INSTRUCTION: Using the records below, locate all lines containing "dicari" and return them.
──────── GIVEN RECORDS
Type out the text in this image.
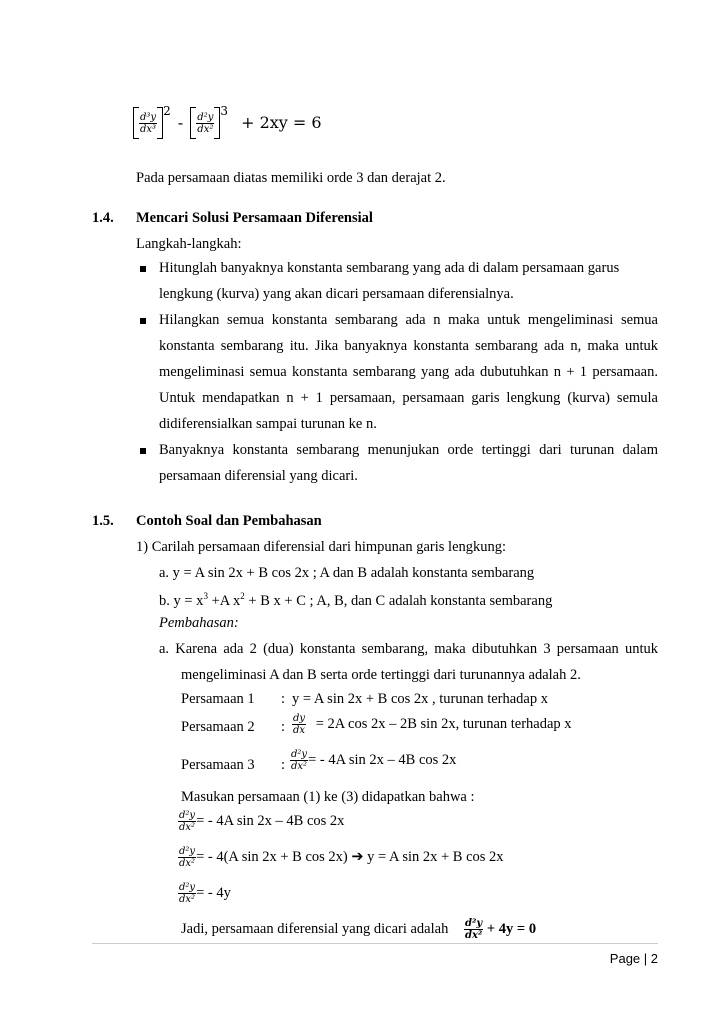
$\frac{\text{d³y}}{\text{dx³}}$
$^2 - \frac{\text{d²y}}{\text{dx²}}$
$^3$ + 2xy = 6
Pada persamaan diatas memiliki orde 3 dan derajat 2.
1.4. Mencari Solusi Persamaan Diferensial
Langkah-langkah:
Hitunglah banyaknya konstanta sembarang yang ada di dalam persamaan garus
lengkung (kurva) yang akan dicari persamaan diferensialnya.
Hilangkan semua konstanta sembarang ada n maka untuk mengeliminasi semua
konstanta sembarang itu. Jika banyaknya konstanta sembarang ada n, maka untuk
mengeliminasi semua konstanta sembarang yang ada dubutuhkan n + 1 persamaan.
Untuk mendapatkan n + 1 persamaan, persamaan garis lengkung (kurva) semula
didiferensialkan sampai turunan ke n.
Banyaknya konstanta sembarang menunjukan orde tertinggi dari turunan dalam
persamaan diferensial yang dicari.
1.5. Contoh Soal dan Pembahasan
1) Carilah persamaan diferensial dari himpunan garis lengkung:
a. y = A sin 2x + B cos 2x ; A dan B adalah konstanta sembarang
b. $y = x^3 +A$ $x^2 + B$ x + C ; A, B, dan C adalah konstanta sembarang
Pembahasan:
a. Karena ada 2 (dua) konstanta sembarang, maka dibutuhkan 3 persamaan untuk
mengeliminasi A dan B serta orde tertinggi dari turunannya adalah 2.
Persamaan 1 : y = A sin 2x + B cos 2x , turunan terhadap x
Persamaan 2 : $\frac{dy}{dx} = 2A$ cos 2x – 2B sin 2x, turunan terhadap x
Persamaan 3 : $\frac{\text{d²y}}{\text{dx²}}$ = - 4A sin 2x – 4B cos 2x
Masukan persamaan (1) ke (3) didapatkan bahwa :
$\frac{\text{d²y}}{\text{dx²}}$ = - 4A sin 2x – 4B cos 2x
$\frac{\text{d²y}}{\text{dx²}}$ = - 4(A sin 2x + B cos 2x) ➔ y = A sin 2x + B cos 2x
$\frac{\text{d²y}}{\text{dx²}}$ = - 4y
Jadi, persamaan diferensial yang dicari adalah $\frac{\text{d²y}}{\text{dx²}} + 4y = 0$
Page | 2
────────────────
THE REPLY:
lengkung (kurva) yang akan dicari persamaan diferensialnya.
persamaan diferensial yang dicari.
Jadi, persamaan diferensial yang dicari adalah $\frac{\text{d²y}}{\text{dx²}} + 4y = 0$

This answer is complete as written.